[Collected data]
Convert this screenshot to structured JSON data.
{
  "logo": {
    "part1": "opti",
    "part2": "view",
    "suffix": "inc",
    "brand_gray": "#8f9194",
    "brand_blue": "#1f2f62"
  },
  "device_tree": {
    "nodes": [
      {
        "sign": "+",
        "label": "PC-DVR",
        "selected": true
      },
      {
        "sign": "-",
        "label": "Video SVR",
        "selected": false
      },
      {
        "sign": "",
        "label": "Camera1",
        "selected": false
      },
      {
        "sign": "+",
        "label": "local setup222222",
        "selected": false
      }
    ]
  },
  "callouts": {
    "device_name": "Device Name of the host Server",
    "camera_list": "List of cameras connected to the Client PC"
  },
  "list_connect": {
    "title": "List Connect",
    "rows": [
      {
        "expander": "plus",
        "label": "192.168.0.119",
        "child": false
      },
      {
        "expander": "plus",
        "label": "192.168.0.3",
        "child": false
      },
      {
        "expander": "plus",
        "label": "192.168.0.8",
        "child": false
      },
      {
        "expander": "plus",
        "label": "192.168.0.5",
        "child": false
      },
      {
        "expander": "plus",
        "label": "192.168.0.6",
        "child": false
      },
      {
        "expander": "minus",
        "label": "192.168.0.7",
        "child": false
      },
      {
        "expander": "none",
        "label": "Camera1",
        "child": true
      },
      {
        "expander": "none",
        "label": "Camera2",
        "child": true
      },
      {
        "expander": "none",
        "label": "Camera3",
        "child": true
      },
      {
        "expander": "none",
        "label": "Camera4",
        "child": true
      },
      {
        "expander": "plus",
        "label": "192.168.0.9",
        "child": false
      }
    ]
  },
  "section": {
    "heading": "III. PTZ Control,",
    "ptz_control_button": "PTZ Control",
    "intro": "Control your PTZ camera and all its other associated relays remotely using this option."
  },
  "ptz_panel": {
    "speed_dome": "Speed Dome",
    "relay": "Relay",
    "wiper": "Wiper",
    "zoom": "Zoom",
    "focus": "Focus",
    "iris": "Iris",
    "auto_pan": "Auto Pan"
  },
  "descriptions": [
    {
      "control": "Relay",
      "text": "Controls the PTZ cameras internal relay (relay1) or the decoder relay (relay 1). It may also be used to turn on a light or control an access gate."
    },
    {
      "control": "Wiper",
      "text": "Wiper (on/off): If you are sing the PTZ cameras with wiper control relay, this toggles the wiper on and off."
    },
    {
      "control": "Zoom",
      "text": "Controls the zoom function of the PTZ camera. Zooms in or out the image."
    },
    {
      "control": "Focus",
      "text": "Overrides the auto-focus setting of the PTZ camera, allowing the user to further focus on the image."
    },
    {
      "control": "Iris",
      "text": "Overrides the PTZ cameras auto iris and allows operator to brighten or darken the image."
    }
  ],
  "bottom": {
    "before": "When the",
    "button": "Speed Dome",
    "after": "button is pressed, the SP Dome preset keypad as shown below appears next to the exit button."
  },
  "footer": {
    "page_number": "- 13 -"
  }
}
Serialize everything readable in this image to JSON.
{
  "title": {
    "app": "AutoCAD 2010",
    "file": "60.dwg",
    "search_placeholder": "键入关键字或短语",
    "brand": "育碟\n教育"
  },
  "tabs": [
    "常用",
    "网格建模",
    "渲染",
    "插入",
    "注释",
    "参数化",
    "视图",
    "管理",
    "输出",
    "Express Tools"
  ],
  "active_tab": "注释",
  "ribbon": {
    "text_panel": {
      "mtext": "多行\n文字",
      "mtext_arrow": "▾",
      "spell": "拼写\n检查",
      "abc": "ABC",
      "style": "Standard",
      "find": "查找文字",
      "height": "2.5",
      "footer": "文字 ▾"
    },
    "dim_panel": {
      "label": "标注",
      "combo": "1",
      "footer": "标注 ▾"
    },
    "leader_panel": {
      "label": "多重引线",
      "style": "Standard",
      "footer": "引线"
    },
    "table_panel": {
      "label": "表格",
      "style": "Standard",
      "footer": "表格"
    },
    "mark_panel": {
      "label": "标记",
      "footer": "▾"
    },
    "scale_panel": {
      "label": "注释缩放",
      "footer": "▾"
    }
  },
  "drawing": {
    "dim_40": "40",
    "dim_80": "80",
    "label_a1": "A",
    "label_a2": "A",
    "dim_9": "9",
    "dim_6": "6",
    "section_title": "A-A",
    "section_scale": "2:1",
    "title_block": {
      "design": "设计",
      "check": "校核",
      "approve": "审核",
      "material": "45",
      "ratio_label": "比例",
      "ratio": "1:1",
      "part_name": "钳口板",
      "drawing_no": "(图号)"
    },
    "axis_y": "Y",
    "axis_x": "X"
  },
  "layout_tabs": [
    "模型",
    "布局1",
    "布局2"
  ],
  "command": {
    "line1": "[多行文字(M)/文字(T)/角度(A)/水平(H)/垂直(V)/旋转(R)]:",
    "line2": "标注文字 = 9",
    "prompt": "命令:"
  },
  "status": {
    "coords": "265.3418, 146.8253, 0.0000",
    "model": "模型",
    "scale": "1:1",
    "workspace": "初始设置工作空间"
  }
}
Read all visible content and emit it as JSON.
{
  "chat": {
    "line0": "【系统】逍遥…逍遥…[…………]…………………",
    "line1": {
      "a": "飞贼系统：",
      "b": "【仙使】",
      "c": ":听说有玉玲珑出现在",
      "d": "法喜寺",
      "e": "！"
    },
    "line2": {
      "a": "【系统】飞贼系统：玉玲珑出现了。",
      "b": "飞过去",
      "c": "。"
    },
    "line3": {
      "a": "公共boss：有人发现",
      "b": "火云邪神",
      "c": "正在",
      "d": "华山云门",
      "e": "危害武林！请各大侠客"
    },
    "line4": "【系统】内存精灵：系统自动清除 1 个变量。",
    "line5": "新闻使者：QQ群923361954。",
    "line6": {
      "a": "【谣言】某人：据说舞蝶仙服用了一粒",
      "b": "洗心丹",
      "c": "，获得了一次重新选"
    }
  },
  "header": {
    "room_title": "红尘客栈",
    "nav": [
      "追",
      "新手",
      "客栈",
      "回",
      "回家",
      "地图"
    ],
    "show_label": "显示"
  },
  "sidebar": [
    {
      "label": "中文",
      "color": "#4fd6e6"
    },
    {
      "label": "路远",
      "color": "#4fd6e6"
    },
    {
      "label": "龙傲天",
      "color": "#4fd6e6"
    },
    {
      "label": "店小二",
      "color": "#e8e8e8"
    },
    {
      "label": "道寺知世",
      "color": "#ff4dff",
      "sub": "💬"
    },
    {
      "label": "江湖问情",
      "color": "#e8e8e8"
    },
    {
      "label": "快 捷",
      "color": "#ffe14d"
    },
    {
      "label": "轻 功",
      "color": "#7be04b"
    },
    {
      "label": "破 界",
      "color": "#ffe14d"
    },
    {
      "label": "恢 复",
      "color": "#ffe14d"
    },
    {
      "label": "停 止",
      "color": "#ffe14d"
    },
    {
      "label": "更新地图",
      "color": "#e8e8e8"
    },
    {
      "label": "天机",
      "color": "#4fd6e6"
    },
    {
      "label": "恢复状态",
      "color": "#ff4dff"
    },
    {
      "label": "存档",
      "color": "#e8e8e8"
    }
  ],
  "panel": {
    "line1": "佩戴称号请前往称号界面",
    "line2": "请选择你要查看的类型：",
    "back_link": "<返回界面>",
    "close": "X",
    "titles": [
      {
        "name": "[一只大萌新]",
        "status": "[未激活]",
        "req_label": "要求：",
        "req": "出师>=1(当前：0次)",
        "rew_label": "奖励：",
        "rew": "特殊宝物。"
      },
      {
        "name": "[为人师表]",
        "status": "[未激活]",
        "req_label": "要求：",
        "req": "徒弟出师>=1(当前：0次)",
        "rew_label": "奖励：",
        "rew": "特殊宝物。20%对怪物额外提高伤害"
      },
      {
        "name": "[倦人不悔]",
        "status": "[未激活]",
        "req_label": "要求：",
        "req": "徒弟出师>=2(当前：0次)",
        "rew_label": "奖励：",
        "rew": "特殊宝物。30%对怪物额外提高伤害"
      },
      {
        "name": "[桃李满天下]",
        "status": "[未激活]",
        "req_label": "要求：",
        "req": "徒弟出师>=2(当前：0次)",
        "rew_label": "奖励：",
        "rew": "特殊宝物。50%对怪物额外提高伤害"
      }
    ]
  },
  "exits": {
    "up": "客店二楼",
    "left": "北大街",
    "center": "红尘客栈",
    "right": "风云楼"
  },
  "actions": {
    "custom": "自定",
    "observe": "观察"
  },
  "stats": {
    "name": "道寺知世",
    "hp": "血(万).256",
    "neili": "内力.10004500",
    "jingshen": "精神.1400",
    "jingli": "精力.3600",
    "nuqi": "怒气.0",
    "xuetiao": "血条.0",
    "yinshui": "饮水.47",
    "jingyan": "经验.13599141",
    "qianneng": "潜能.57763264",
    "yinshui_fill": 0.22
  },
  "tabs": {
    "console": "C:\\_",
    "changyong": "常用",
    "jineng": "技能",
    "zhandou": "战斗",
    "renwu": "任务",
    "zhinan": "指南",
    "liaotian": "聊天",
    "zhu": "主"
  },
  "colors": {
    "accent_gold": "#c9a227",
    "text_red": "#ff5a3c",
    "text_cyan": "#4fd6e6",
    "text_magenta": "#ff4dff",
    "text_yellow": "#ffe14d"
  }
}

Instruction: Find the lines above that include the string "this" and copy them.

The solution:
Convert this screenshot to structured JSON data.
    "intro": "Control your PTZ camera and all its other associated relays remotely using this option."
      "text": "Wiper (on/off): If you are sing the PTZ cameras with wiper control relay, this toggles the wiper on and off."
Serialize everything readable in this image to JSON.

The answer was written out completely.